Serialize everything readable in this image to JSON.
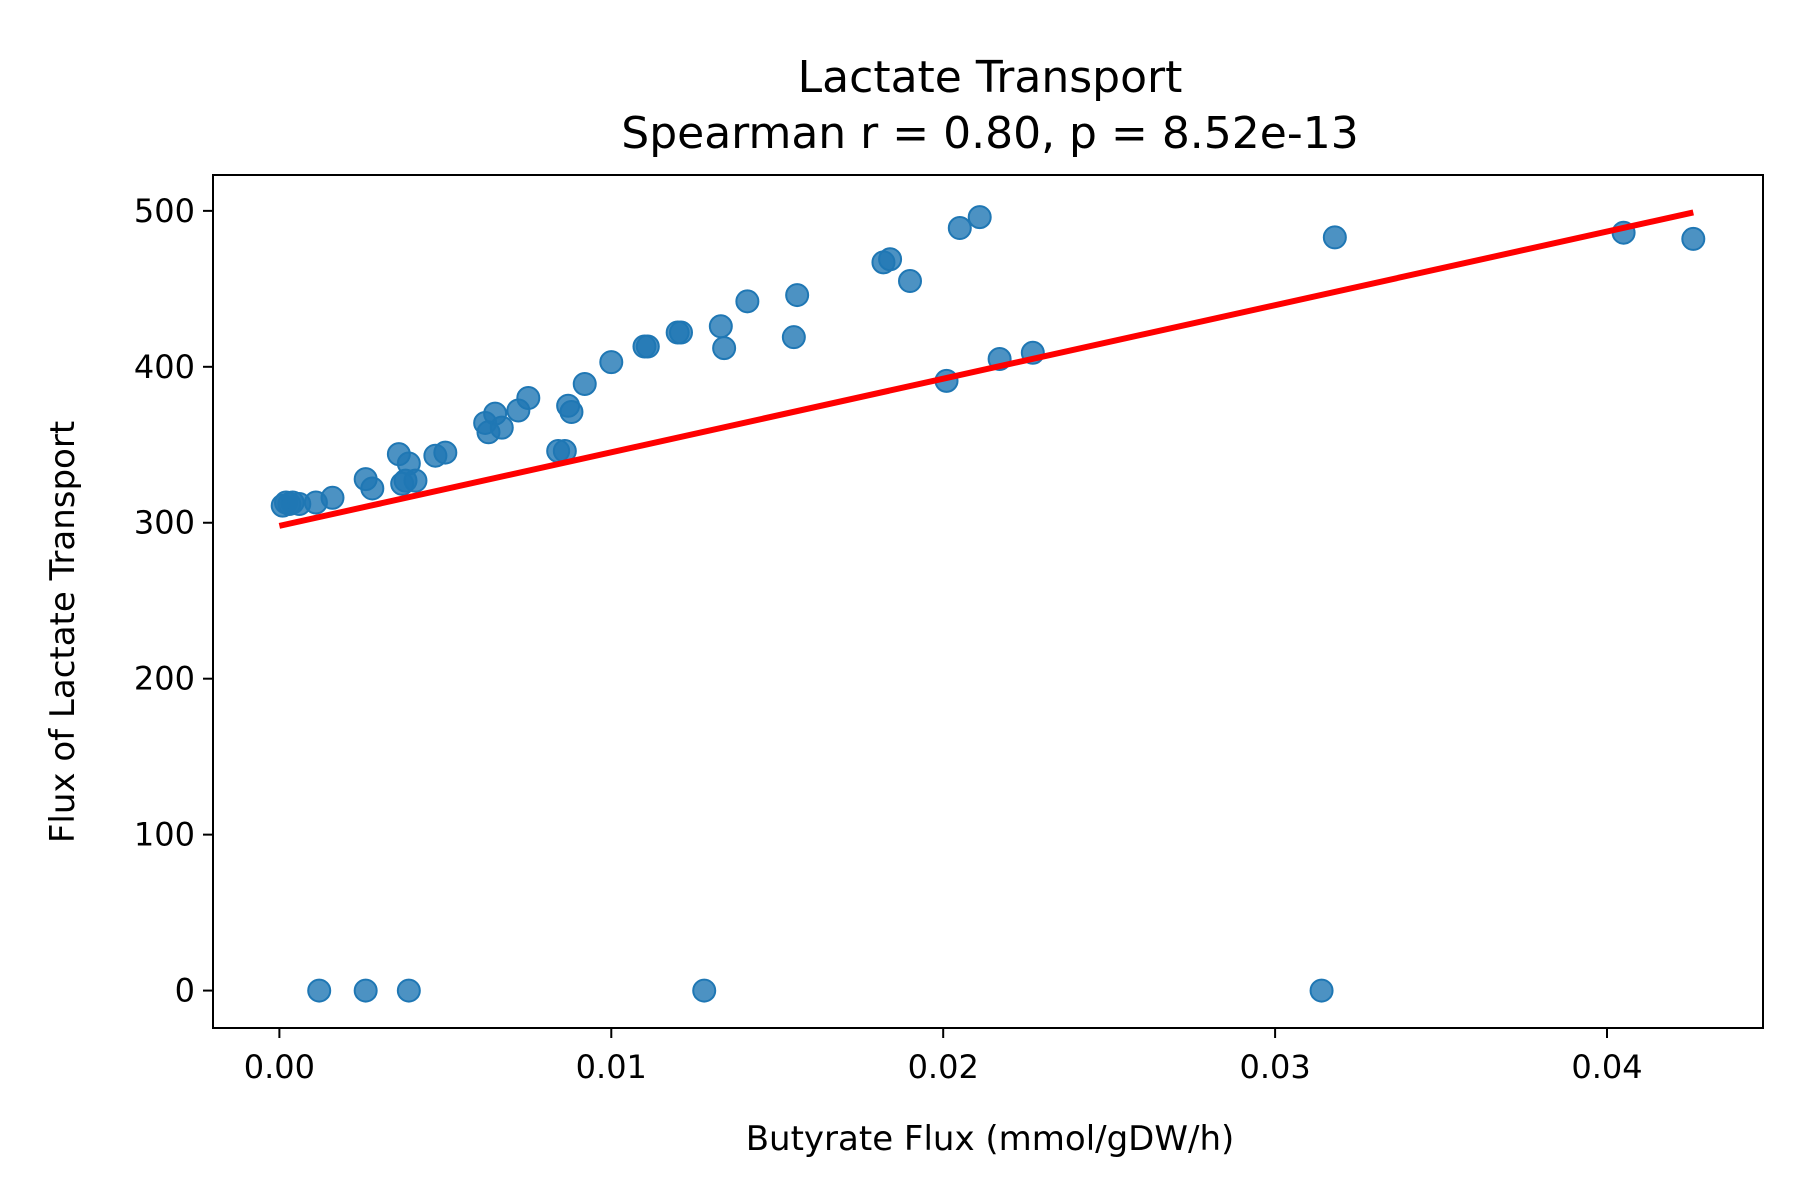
{
  "chart_data": {
    "type": "scatter",
    "title": "Lactate Transport",
    "subtitle": "Spearman r = 0.80, p = 8.52e-13",
    "xlabel": "Butyrate Flux (mmol/gDW/h)",
    "ylabel": "Flux of Lactate Transport",
    "xlim": [
      -0.002,
      0.0447
    ],
    "ylim": [
      -24,
      523
    ],
    "x_ticks": [
      0.0,
      0.01,
      0.02,
      0.03,
      0.04
    ],
    "x_tick_labels": [
      "0.00",
      "0.01",
      "0.02",
      "0.03",
      "0.04"
    ],
    "y_ticks": [
      0,
      100,
      200,
      300,
      400,
      500
    ],
    "y_tick_labels": [
      "0",
      "100",
      "200",
      "300",
      "400",
      "500"
    ],
    "grid": false,
    "colors": {
      "points": "#1f77b4",
      "fit_line": "#ff0000"
    },
    "series": [
      {
        "points": [
          [
            0.0001,
            311
          ],
          [
            0.0002,
            313
          ],
          [
            0.0003,
            312
          ],
          [
            0.0004,
            313
          ],
          [
            0.0006,
            312
          ],
          [
            0.0011,
            313
          ],
          [
            0.0016,
            316
          ],
          [
            0.0026,
            328
          ],
          [
            0.0028,
            322
          ],
          [
            0.0036,
            344
          ],
          [
            0.0039,
            338
          ],
          [
            0.0037,
            325
          ],
          [
            0.0038,
            327
          ],
          [
            0.0041,
            327
          ],
          [
            0.0047,
            343
          ],
          [
            0.005,
            345
          ],
          [
            0.0062,
            364
          ],
          [
            0.0063,
            358
          ],
          [
            0.0065,
            370
          ],
          [
            0.0067,
            361
          ],
          [
            0.0072,
            372
          ],
          [
            0.0075,
            380
          ],
          [
            0.0084,
            346
          ],
          [
            0.0086,
            346
          ],
          [
            0.0087,
            375
          ],
          [
            0.0088,
            371
          ],
          [
            0.0092,
            389
          ],
          [
            0.01,
            403
          ],
          [
            0.011,
            413
          ],
          [
            0.0111,
            413
          ],
          [
            0.012,
            422
          ],
          [
            0.0121,
            422
          ],
          [
            0.0133,
            426
          ],
          [
            0.0134,
            412
          ],
          [
            0.0141,
            442
          ],
          [
            0.0155,
            419
          ],
          [
            0.0156,
            446
          ],
          [
            0.0182,
            467
          ],
          [
            0.0184,
            469
          ],
          [
            0.019,
            455
          ],
          [
            0.0201,
            391
          ],
          [
            0.0205,
            489
          ],
          [
            0.0211,
            496
          ],
          [
            0.0217,
            405
          ],
          [
            0.0227,
            409
          ],
          [
            0.0318,
            483
          ],
          [
            0.0405,
            486
          ],
          [
            0.0426,
            482
          ],
          [
            0.0012,
            0
          ],
          [
            0.0026,
            0
          ],
          [
            0.0039,
            0
          ],
          [
            0.0128,
            0
          ],
          [
            0.0314,
            0
          ]
        ]
      }
    ],
    "fit_line": {
      "x": [
        0.0,
        0.0426
      ],
      "y": [
        298,
        499
      ]
    }
  }
}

--- --- ---

Spot every line that holds "Lactate" and copy it.

* _Expected output_:
    "title": "Lactate Transport",
    "ylabel": "Flux of Lactate Transport",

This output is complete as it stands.